==== Extracted information
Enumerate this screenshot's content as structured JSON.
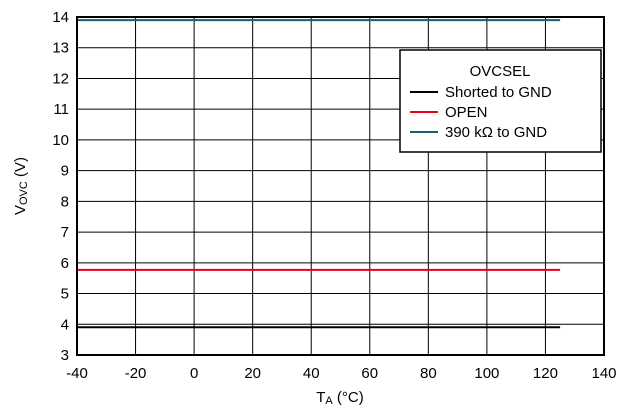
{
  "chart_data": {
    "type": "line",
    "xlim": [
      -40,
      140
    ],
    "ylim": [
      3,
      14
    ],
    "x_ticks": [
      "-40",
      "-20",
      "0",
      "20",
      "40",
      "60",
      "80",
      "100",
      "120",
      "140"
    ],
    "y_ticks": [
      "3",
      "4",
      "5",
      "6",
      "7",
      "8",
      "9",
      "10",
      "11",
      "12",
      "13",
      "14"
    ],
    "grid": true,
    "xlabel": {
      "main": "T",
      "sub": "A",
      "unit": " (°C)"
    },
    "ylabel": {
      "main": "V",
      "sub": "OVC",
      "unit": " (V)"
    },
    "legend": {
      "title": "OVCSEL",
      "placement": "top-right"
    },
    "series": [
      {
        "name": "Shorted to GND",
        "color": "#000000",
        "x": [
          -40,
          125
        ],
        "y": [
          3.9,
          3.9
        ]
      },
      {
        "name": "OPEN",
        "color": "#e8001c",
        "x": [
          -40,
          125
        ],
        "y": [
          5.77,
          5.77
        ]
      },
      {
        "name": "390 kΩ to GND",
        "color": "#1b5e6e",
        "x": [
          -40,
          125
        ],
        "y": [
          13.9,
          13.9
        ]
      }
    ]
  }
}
========
■ Written instruction ■
Each entry must be retyped word for word, with every image omitted.

■ Response to this task ■
Enumerate this screenshot's content as structured JSON.
{
  "chart_data": {
    "type": "line",
    "xlim": [
      -40,
      140
    ],
    "ylim": [
      3,
      14
    ],
    "x_ticks": [
      "-40",
      "-20",
      "0",
      "20",
      "40",
      "60",
      "80",
      "100",
      "120",
      "140"
    ],
    "y_ticks": [
      "3",
      "4",
      "5",
      "6",
      "7",
      "8",
      "9",
      "10",
      "11",
      "12",
      "13",
      "14"
    ],
    "grid": true,
    "xlabel": {
      "main": "T",
      "sub": "A",
      "unit": " (°C)"
    },
    "ylabel": {
      "main": "V",
      "sub": "OVC",
      "unit": " (V)"
    },
    "legend": {
      "title": "OVCSEL",
      "placement": "top-right"
    },
    "series": [
      {
        "name": "Shorted to GND",
        "color": "#000000",
        "x": [
          -40,
          125
        ],
        "y": [
          3.9,
          3.9
        ]
      },
      {
        "name": "OPEN",
        "color": "#e8001c",
        "x": [
          -40,
          125
        ],
        "y": [
          5.77,
          5.77
        ]
      },
      {
        "name": "390 kΩ to GND",
        "color": "#1b5e6e",
        "x": [
          -40,
          125
        ],
        "y": [
          13.9,
          13.9
        ]
      }
    ]
  }
}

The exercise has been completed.